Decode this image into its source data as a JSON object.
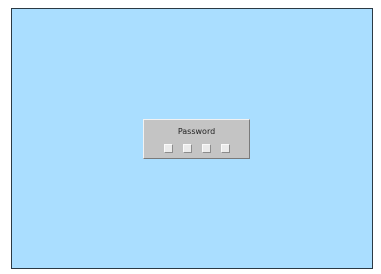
{
  "password_prompt": {
    "title": "Password",
    "digit_count": 4,
    "digits": [
      "",
      "",
      "",
      ""
    ]
  },
  "colors": {
    "screen_background": "#aadeff",
    "dialog_background": "#c4c4c4",
    "input_box_background": "#ebebeb"
  }
}
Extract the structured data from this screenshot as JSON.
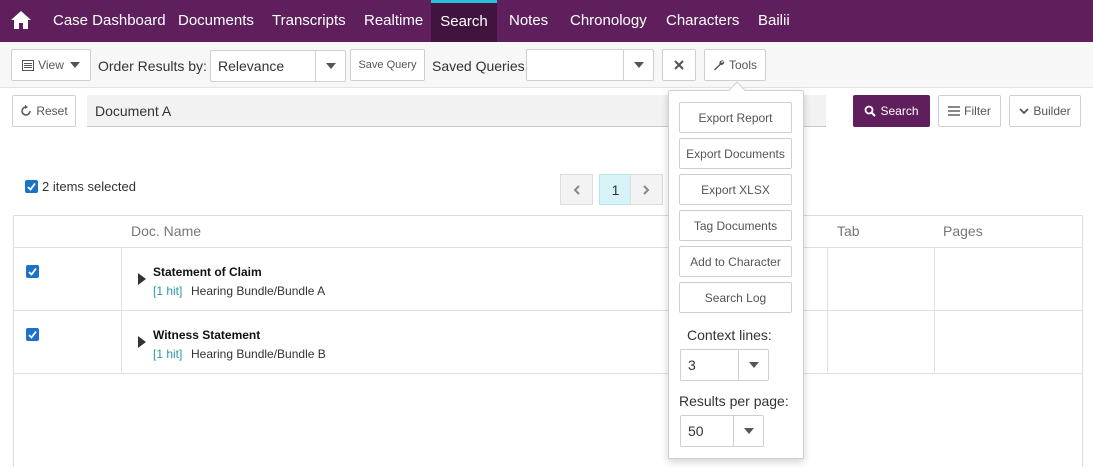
{
  "nav": {
    "home_icon": "home-icon",
    "items": [
      {
        "label": "Case Dashboard"
      },
      {
        "label": "Documents"
      },
      {
        "label": "Transcripts"
      },
      {
        "label": "Realtime"
      },
      {
        "label": "Search"
      },
      {
        "label": "Notes"
      },
      {
        "label": "Chronology"
      },
      {
        "label": "Characters"
      },
      {
        "label": "Bailii"
      }
    ],
    "active": "Search",
    "colors": {
      "bar": "#5e1f5c",
      "active_bg": "#411440",
      "active_accent": "#27c0d6"
    }
  },
  "toolbar": {
    "view_label": "View",
    "order_label": "Order Results by:",
    "order_value": "Relevance",
    "save_query_label": "Save Query",
    "saved_queries_label": "Saved Queries:",
    "saved_queries_value": "",
    "clear_icon": "x-icon",
    "tools_label": "Tools"
  },
  "search": {
    "reset_label": "Reset",
    "query": "Document A",
    "search_label": "Search",
    "filter_label": "Filter",
    "builder_label": "Builder"
  },
  "selection": {
    "text": "2 items selected"
  },
  "pagination": {
    "current": "1"
  },
  "table": {
    "headers": {
      "doc_name": "Doc. Name",
      "tab": "Tab",
      "pages": "Pages"
    },
    "rows": [
      {
        "checked": true,
        "name": "Statement of Claim",
        "hits": "[1 hit]",
        "path": "Hearing Bundle/Bundle A"
      },
      {
        "checked": true,
        "name": "Witness Statement",
        "hits": "[1 hit]",
        "path": "Hearing Bundle/Bundle B"
      }
    ]
  },
  "tools_menu": {
    "items": [
      {
        "label": "Export Report"
      },
      {
        "label": "Export Documents"
      },
      {
        "label": "Export XLSX"
      },
      {
        "label": "Tag Documents"
      },
      {
        "label": "Add to Character"
      },
      {
        "label": "Search Log"
      }
    ],
    "context_lines_label": "Context lines:",
    "context_lines_value": "3",
    "results_per_page_label": "Results per page:",
    "results_per_page_value": "50"
  }
}
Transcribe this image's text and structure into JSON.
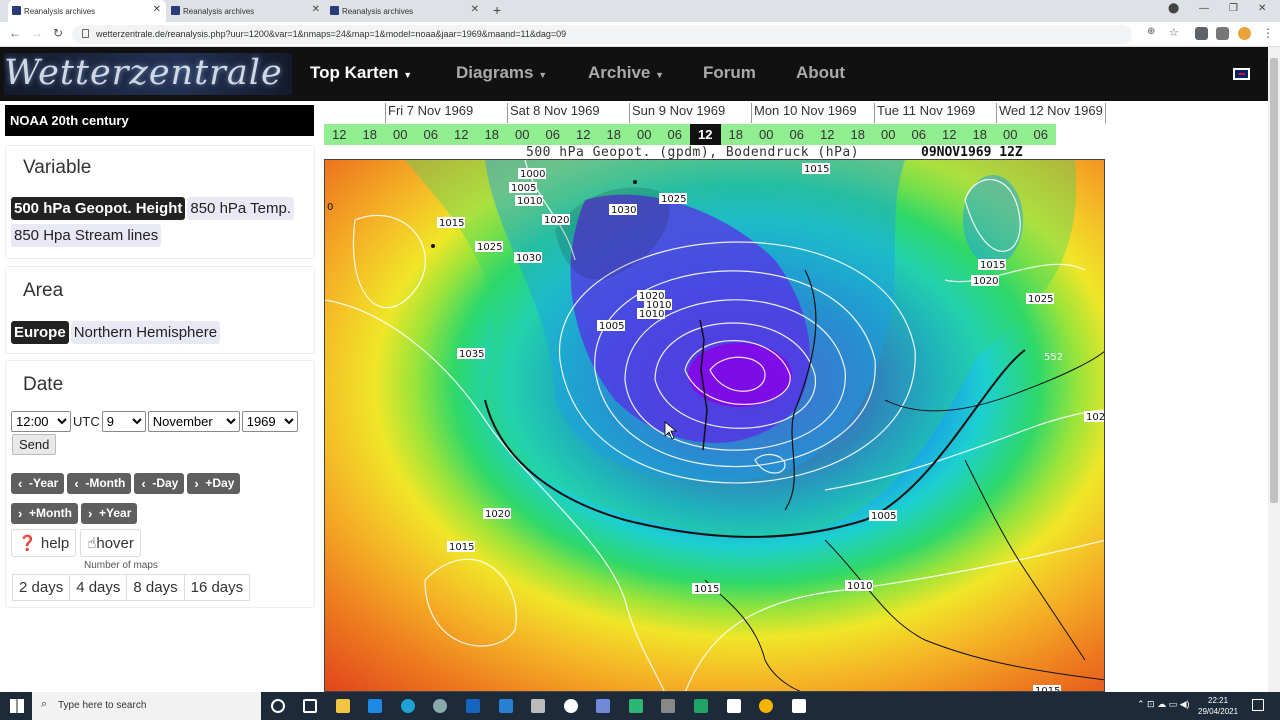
{
  "browser": {
    "tabs": [
      {
        "title": "Reanalysis archives",
        "active": true
      },
      {
        "title": "Reanalysis archives",
        "active": false
      },
      {
        "title": "Reanalysis archives",
        "active": false
      }
    ],
    "new_tab": "+",
    "url": "wetterzentrale.de/reanalysis.php?uur=1200&var=1&nmaps=24&map=1&model=noaa&jaar=1969&maand=11&dag=09"
  },
  "site": {
    "logo": "Wetterzentrale",
    "nav": [
      "Top Karten",
      "Diagrams",
      "Archive",
      "Forum",
      "About"
    ],
    "nav_active": "Top Karten"
  },
  "sidebar": {
    "model_title": "NOAA 20th century",
    "variable": {
      "title": "Variable",
      "options": [
        {
          "label": "500 hPa Geopot. Height",
          "selected": true
        },
        {
          "label": "850 hPa Temp.",
          "selected": false
        },
        {
          "label": "850 Hpa Stream lines",
          "selected": false
        }
      ]
    },
    "area": {
      "title": "Area",
      "options": [
        {
          "label": "Europe",
          "selected": true
        },
        {
          "label": "Northern Hemisphere",
          "selected": false
        }
      ]
    },
    "date": {
      "title": "Date",
      "hour": "12:00",
      "utc": "UTC",
      "day": "9",
      "month": "November",
      "year": "1969",
      "send": "Send",
      "steps": [
        "-Year",
        "-Month",
        "-Day",
        "+Day",
        "+Month",
        "+Year"
      ],
      "help": "help",
      "hover": "hover",
      "nmaps_label": "Number of maps",
      "nmaps": [
        "2 days",
        "4 days",
        "8 days",
        "16 days"
      ]
    }
  },
  "timeline": {
    "days": [
      "Fri 7 Nov 1969",
      "Sat 8 Nov 1969",
      "Sun 9 Nov 1969",
      "Mon 10 Nov 1969",
      "Tue 11 Nov 1969",
      "Wed 12 Nov 1969"
    ],
    "hours": [
      "12",
      "18",
      "00",
      "06",
      "12",
      "18",
      "00",
      "06",
      "12",
      "18",
      "00",
      "06",
      "12",
      "18",
      "00",
      "06",
      "12",
      "18",
      "00",
      "06",
      "12",
      "18",
      "00",
      "06"
    ],
    "current": "12",
    "current_index": 12
  },
  "map": {
    "title": "500 hPa Geopot. (gpdm), Bodendruck (hPa)",
    "date": "09NOV1969 12Z",
    "pressure_labels": [
      "1000",
      "1005",
      "1010",
      "1015",
      "1020",
      "1025",
      "1030",
      "1035",
      "1010",
      "1005",
      "1020",
      "1025",
      "1030",
      "1015",
      "1020",
      "1025",
      "1015",
      "1020",
      "1005",
      "1010",
      "1015",
      "1015",
      "1015",
      "1010",
      "552",
      "102",
      "0"
    ]
  },
  "taskbar": {
    "search_placeholder": "Type here to search",
    "time": "22:21",
    "date": "29/04/2021"
  }
}
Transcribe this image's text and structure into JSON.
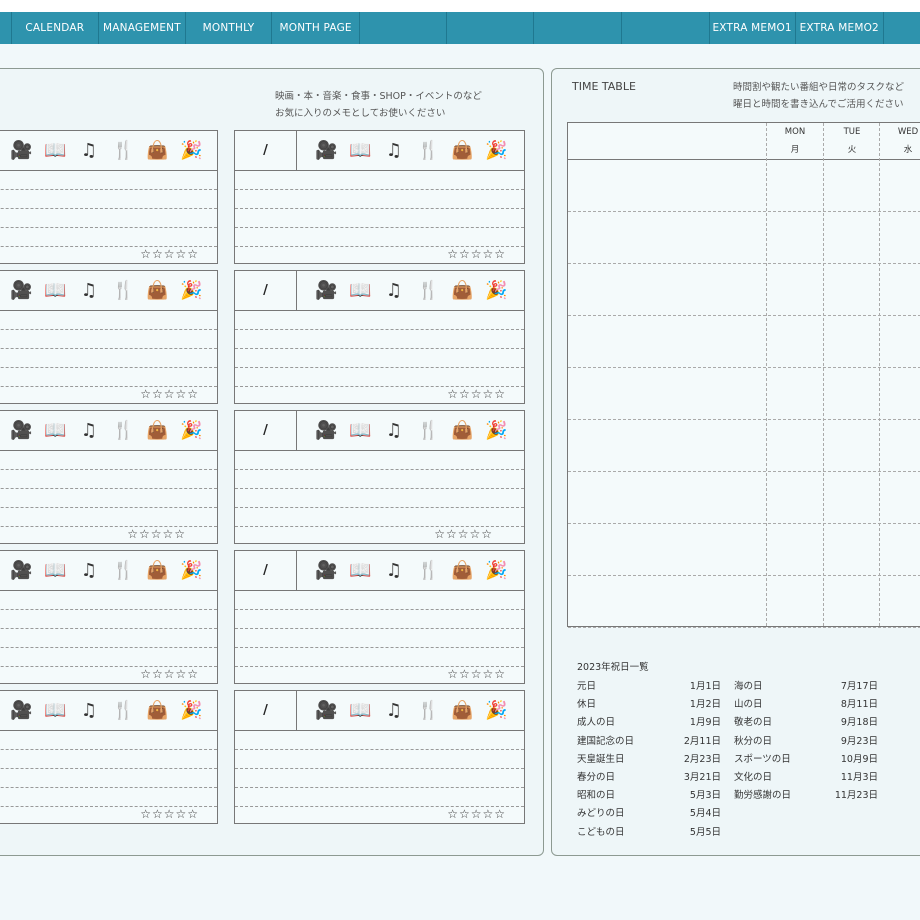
{
  "nav": {
    "tabs": [
      "CALENDAR",
      "MANAGEMENT",
      "MONTHLY",
      "MONTH PAGE",
      "",
      "",
      "",
      "EXTRA MEMO1",
      "EXTRA MEMO2",
      ""
    ]
  },
  "memo": {
    "note_line1": "映画・本・音楽・食事・SHOP・イベントのなど",
    "note_line2": "お気に入りのメモとしてお使いください",
    "date_placeholder": "/",
    "stars": "☆☆☆☆☆",
    "icons": [
      "movie-camera-icon",
      "book-icon",
      "music-note-icon",
      "fork-knife-icon",
      "handbag-icon",
      "party-popper-icon"
    ]
  },
  "timetable": {
    "title": "TIME TABLE",
    "note_line1": "時間割や観たい番組や日常のタスクなど",
    "note_line2": "曜日と時間を書き込んでご活用ください",
    "days_en": [
      "MON",
      "TUE",
      "WED"
    ],
    "days_ja": [
      "月",
      "火",
      "水"
    ]
  },
  "holidays": {
    "title": "2023年祝日一覧",
    "col1": [
      {
        "name": "元日",
        "date": "1月1日"
      },
      {
        "name": "休日",
        "date": "1月2日"
      },
      {
        "name": "成人の日",
        "date": "1月9日"
      },
      {
        "name": "建国記念の日",
        "date": "2月11日"
      },
      {
        "name": "天皇誕生日",
        "date": "2月23日"
      },
      {
        "name": "春分の日",
        "date": "3月21日"
      },
      {
        "name": "昭和の日",
        "date": "5月3日"
      },
      {
        "name": "みどりの日",
        "date": "5月4日"
      },
      {
        "name": "こどもの日",
        "date": "5月5日"
      }
    ],
    "col2": [
      {
        "name": "海の日",
        "date": "7月17日"
      },
      {
        "name": "山の日",
        "date": "8月11日"
      },
      {
        "name": "敬老の日",
        "date": "9月18日"
      },
      {
        "name": "秋分の日",
        "date": "9月23日"
      },
      {
        "name": "スポーツの日",
        "date": "10月9日"
      },
      {
        "name": "文化の日",
        "date": "11月3日"
      },
      {
        "name": "勤労感謝の日",
        "date": "11月23日"
      }
    ]
  }
}
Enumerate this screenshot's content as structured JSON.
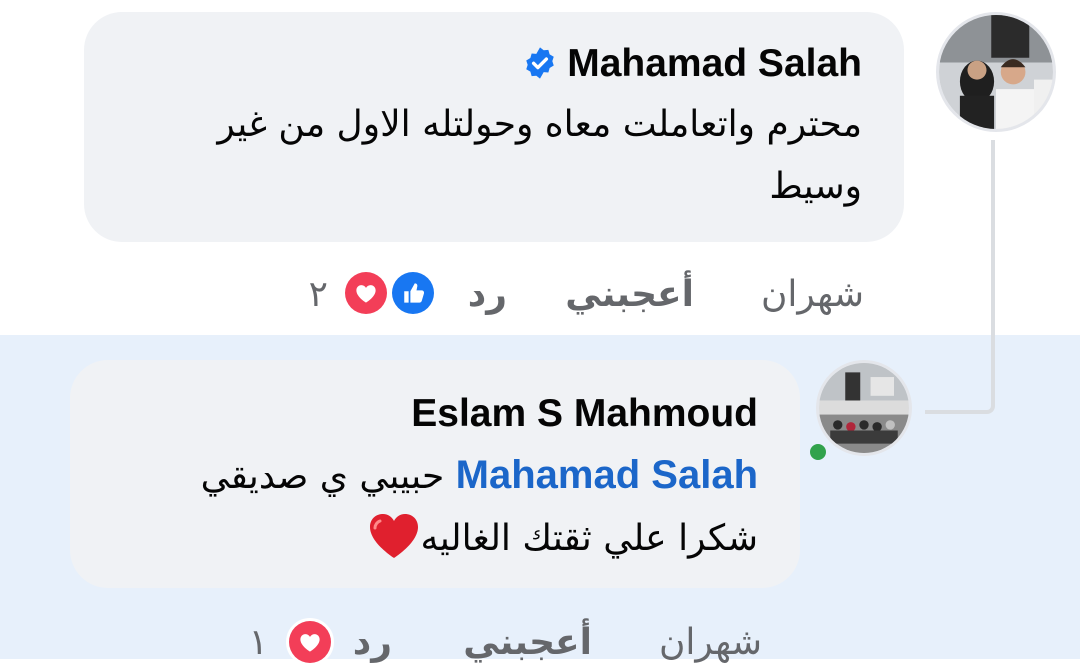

-------------------------

Without the pictures, return all the records precisely as they stand.

--- Final result ---
Decode this image into its source data as a JSON object.
{
  "password_prompt": {
    "title": "Password",
    "digit_count": 4,
    "digits": [
      "",
      "",
      "",
      ""
    ]
  },
  "colors": {
    "screen_background": "#aadeff",
    "dialog_background": "#c4c4c4",
    "input_box_background": "#ebebeb"
  }
}
Extract the structured data from this screenshot as JSON.
{
  "nav": {
    "home_icon": "home-icon",
    "items": [
      {
        "label": "Case Dashboard"
      },
      {
        "label": "Documents"
      },
      {
        "label": "Transcripts"
      },
      {
        "label": "Realtime"
      },
      {
        "label": "Search"
      },
      {
        "label": "Notes"
      },
      {
        "label": "Chronology"
      },
      {
        "label": "Characters"
      },
      {
        "label": "Bailii"
      }
    ],
    "active": "Search",
    "colors": {
      "bar": "#5e1f5c",
      "active_bg": "#411440",
      "active_accent": "#27c0d6"
    }
  },
  "toolbar": {
    "view_label": "View",
    "order_label": "Order Results by:",
    "order_value": "Relevance",
    "save_query_label": "Save Query",
    "saved_queries_label": "Saved Queries:",
    "saved_queries_value": "",
    "clear_icon": "x-icon",
    "tools_label": "Tools"
  },
  "search": {
    "reset_label": "Reset",
    "query": "Document A",
    "search_label": "Search",
    "filter_label": "Filter",
    "builder_label": "Builder"
  },
  "selection": {
    "text": "2 items selected"
  },
  "pagination": {
    "current": "1"
  },
  "table": {
    "headers": {
      "doc_name": "Doc. Name",
      "tab": "Tab",
      "pages": "Pages"
    },
    "rows": [
      {
        "checked": true,
        "name": "Statement of Claim",
        "hits": "[1 hit]",
        "path": "Hearing Bundle/Bundle A"
      },
      {
        "checked": true,
        "name": "Witness Statement",
        "hits": "[1 hit]",
        "path": "Hearing Bundle/Bundle B"
      }
    ]
  },
  "tools_menu": {
    "items": [
      {
        "label": "Export Report"
      },
      {
        "label": "Export Documents"
      },
      {
        "label": "Export XLSX"
      },
      {
        "label": "Tag Documents"
      },
      {
        "label": "Add to Character"
      },
      {
        "label": "Search Log"
      }
    ],
    "context_lines_label": "Context lines:",
    "context_lines_value": "3",
    "results_per_page_label": "Results per page:",
    "results_per_page_value": "50"
  }
}
Transcribe this image's text and structure into JSON.
{
  "browser": {
    "tabs": [
      {
        "title": "Reanalysis archives",
        "active": true
      },
      {
        "title": "Reanalysis archives",
        "active": false
      },
      {
        "title": "Reanalysis archives",
        "active": false
      }
    ],
    "new_tab": "+",
    "url": "wetterzentrale.de/reanalysis.php?uur=1200&var=1&nmaps=24&map=1&model=noaa&jaar=1969&maand=11&dag=09"
  },
  "site": {
    "logo": "Wetterzentrale",
    "nav": [
      "Top Karten",
      "Diagrams",
      "Archive",
      "Forum",
      "About"
    ],
    "nav_active": "Top Karten"
  },
  "sidebar": {
    "model_title": "NOAA 20th century",
    "variable": {
      "title": "Variable",
      "options": [
        {
          "label": "500 hPa Geopot. Height",
          "selected": true
        },
        {
          "label": "850 hPa Temp.",
          "selected": false
        },
        {
          "label": "850 Hpa Stream lines",
          "selected": false
        }
      ]
    },
    "area": {
      "title": "Area",
      "options": [
        {
          "label": "Europe",
          "selected": true
        },
        {
          "label": "Northern Hemisphere",
          "selected": false
        }
      ]
    },
    "date": {
      "title": "Date",
      "hour": "12:00",
      "utc": "UTC",
      "day": "9",
      "month": "November",
      "year": "1969",
      "send": "Send",
      "steps": [
        "-Year",
        "-Month",
        "-Day",
        "+Day",
        "+Month",
        "+Year"
      ],
      "help": "help",
      "hover": "hover",
      "nmaps_label": "Number of maps",
      "nmaps": [
        "2 days",
        "4 days",
        "8 days",
        "16 days"
      ]
    }
  },
  "timeline": {
    "days": [
      "Fri 7 Nov 1969",
      "Sat 8 Nov 1969",
      "Sun 9 Nov 1969",
      "Mon 10 Nov 1969",
      "Tue 11 Nov 1969",
      "Wed 12 Nov 1969"
    ],
    "hours": [
      "12",
      "18",
      "00",
      "06",
      "12",
      "18",
      "00",
      "06",
      "12",
      "18",
      "00",
      "06",
      "12",
      "18",
      "00",
      "06",
      "12",
      "18",
      "00",
      "06",
      "12",
      "18",
      "00",
      "06"
    ],
    "current": "12",
    "current_index": 12
  },
  "map": {
    "title": "500 hPa Geopot. (gpdm), Bodendruck (hPa)",
    "date": "09NOV1969 12Z",
    "pressure_labels": [
      "1000",
      "1005",
      "1010",
      "1015",
      "1020",
      "1025",
      "1030",
      "1035",
      "1010",
      "1005",
      "1020",
      "1025",
      "1030",
      "1015",
      "1020",
      "1025",
      "1015",
      "1020",
      "1005",
      "1010",
      "1015",
      "1015",
      "1015",
      "1010",
      "552",
      "102",
      "0"
    ]
  },
  "taskbar": {
    "search_placeholder": "Type here to search",
    "time": "22:21",
    "date": "29/04/2021"
  }
}
Transcribe this image's text and structure into JSON.
{
  "nav": {
    "tabs": [
      "CALENDAR",
      "MANAGEMENT",
      "MONTHLY",
      "MONTH PAGE",
      "",
      "",
      "",
      "EXTRA MEMO1",
      "EXTRA MEMO2",
      ""
    ]
  },
  "memo": {
    "note_line1": "映画・本・音楽・食事・SHOP・イベントのなど",
    "note_line2": "お気に入りのメモとしてお使いください",
    "date_placeholder": "/",
    "stars": "☆☆☆☆☆",
    "icons": [
      "movie-camera-icon",
      "book-icon",
      "music-note-icon",
      "fork-knife-icon",
      "handbag-icon",
      "party-popper-icon"
    ]
  },
  "timetable": {
    "title": "TIME TABLE",
    "note_line1": "時間割や観たい番組や日常のタスクなど",
    "note_line2": "曜日と時間を書き込んでご活用ください",
    "days_en": [
      "MON",
      "TUE",
      "WED"
    ],
    "days_ja": [
      "月",
      "火",
      "水"
    ]
  },
  "holidays": {
    "title": "2023年祝日一覧",
    "col1": [
      {
        "name": "元日",
        "date": "1月1日"
      },
      {
        "name": "休日",
        "date": "1月2日"
      },
      {
        "name": "成人の日",
        "date": "1月9日"
      },
      {
        "name": "建国記念の日",
        "date": "2月11日"
      },
      {
        "name": "天皇誕生日",
        "date": "2月23日"
      },
      {
        "name": "春分の日",
        "date": "3月21日"
      },
      {
        "name": "昭和の日",
        "date": "5月3日"
      },
      {
        "name": "みどりの日",
        "date": "5月4日"
      },
      {
        "name": "こどもの日",
        "date": "5月5日"
      }
    ],
    "col2": [
      {
        "name": "海の日",
        "date": "7月17日"
      },
      {
        "name": "山の日",
        "date": "8月11日"
      },
      {
        "name": "敬老の日",
        "date": "9月18日"
      },
      {
        "name": "秋分の日",
        "date": "9月23日"
      },
      {
        "name": "スポーツの日",
        "date": "10月9日"
      },
      {
        "name": "文化の日",
        "date": "11月3日"
      },
      {
        "name": "勤労感謝の日",
        "date": "11月23日"
      }
    ]
  }
}
Enumerate this screenshot's content as structured JSON.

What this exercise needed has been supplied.